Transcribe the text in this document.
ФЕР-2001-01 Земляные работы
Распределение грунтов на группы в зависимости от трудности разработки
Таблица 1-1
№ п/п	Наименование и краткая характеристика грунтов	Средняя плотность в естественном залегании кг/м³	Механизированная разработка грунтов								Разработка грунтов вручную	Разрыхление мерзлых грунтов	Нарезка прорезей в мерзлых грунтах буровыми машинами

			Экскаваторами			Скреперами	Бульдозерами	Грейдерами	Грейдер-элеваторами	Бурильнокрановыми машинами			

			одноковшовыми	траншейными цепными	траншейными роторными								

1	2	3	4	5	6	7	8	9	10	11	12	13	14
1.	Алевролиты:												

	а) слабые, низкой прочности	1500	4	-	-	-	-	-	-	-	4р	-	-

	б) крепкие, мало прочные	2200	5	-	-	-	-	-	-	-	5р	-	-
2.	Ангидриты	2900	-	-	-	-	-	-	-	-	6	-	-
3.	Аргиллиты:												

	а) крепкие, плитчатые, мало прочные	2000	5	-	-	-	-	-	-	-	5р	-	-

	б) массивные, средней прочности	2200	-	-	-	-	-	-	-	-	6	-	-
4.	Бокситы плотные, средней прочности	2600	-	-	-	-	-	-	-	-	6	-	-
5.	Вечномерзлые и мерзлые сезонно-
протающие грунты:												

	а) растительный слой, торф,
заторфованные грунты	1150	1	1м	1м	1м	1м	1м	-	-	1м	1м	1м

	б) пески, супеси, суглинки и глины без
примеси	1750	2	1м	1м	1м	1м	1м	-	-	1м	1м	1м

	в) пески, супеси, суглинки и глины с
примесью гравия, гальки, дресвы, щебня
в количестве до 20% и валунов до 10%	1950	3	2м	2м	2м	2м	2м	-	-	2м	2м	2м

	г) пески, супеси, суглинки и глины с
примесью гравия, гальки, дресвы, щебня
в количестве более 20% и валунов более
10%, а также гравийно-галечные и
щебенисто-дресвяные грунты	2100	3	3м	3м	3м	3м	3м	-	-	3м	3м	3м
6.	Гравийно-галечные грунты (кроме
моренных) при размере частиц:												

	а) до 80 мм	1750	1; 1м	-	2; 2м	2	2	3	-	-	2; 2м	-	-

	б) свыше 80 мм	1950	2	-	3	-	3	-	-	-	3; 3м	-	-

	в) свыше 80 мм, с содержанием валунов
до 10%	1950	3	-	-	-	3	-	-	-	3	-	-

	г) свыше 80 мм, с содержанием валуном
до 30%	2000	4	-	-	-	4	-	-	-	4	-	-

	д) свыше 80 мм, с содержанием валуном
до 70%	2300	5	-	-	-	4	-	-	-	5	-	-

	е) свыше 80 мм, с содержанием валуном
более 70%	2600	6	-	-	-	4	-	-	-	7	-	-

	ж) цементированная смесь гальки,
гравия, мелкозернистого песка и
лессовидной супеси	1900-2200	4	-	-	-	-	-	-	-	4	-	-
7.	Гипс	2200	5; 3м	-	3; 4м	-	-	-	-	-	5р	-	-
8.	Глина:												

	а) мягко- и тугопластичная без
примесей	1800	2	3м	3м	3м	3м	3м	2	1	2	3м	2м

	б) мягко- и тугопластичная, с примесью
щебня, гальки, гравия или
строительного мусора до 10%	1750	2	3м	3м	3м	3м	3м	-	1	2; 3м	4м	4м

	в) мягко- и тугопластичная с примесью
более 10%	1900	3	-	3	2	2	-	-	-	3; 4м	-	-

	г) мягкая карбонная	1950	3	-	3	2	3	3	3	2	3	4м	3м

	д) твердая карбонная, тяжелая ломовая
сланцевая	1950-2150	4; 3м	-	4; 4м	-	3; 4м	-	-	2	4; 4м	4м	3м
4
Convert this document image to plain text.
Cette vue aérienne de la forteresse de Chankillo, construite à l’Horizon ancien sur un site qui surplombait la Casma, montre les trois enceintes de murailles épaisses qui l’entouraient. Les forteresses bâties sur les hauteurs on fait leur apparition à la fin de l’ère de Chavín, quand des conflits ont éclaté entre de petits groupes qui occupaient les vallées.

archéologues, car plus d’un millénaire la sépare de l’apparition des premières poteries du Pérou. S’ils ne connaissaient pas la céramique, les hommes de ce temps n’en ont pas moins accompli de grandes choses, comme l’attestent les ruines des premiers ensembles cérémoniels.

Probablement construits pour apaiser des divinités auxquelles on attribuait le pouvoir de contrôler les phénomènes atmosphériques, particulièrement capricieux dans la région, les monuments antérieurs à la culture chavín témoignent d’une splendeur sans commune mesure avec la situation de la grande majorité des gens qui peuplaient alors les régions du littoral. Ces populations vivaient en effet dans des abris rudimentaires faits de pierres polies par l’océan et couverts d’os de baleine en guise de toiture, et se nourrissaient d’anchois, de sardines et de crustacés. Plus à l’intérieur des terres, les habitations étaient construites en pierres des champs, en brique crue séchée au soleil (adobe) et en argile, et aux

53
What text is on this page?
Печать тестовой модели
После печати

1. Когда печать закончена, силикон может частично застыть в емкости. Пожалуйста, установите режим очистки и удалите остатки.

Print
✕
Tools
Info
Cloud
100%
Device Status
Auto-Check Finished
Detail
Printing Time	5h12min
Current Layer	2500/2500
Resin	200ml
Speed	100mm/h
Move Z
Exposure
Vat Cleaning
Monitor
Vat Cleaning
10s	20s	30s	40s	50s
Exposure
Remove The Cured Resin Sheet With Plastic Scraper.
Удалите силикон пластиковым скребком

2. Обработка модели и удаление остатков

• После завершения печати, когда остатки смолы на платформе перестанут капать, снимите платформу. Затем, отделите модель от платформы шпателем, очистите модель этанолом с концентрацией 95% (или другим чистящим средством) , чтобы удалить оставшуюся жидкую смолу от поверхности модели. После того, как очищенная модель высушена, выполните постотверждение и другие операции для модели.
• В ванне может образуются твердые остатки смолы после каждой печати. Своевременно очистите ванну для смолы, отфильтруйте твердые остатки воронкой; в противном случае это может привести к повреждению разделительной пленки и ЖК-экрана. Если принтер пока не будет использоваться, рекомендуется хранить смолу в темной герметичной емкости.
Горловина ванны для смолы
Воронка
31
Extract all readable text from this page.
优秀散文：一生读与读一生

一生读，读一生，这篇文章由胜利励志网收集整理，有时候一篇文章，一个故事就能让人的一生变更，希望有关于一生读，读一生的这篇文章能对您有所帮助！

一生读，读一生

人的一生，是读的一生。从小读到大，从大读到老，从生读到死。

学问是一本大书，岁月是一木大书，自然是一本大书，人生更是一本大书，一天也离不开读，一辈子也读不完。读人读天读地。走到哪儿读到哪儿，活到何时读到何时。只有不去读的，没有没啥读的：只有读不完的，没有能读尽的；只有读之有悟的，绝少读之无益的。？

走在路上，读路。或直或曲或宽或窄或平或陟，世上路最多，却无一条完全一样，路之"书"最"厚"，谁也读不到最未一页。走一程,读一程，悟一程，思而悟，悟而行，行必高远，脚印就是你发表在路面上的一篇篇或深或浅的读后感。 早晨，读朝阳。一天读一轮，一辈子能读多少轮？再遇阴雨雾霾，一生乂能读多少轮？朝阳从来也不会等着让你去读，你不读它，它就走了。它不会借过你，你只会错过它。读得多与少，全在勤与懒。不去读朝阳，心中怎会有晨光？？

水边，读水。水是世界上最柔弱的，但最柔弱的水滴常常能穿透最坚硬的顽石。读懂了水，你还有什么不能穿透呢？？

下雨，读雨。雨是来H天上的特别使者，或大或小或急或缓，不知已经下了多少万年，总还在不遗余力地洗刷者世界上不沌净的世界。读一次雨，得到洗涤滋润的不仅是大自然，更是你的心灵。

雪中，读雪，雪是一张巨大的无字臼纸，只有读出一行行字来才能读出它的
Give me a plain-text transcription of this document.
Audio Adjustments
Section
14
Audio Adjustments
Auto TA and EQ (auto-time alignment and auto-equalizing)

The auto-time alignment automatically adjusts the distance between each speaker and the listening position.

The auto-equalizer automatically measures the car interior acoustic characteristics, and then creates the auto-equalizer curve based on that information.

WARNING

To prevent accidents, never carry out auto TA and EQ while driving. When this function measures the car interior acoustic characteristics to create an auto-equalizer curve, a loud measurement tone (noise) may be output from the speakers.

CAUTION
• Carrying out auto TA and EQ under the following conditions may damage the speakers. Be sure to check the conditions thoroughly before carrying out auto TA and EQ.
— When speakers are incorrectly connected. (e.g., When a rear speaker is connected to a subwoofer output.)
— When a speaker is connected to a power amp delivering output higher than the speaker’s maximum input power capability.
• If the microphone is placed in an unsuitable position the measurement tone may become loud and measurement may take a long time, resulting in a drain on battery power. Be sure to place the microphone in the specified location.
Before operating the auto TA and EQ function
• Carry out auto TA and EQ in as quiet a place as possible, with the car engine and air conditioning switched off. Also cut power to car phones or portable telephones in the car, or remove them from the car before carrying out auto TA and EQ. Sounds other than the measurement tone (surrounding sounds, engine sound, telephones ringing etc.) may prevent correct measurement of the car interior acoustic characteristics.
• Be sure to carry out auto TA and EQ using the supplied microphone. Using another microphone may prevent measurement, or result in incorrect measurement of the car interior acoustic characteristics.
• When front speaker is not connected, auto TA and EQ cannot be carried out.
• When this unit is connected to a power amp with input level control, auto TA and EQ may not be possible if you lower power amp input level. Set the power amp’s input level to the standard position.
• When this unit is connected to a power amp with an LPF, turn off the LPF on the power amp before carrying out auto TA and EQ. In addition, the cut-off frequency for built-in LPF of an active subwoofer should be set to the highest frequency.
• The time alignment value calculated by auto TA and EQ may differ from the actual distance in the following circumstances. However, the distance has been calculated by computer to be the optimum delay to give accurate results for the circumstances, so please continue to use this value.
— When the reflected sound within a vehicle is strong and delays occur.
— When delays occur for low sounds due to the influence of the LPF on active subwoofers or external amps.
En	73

» **The request**
Tally how many lines in the material above hold the word "глины". Write only that number.

» **Full output**
3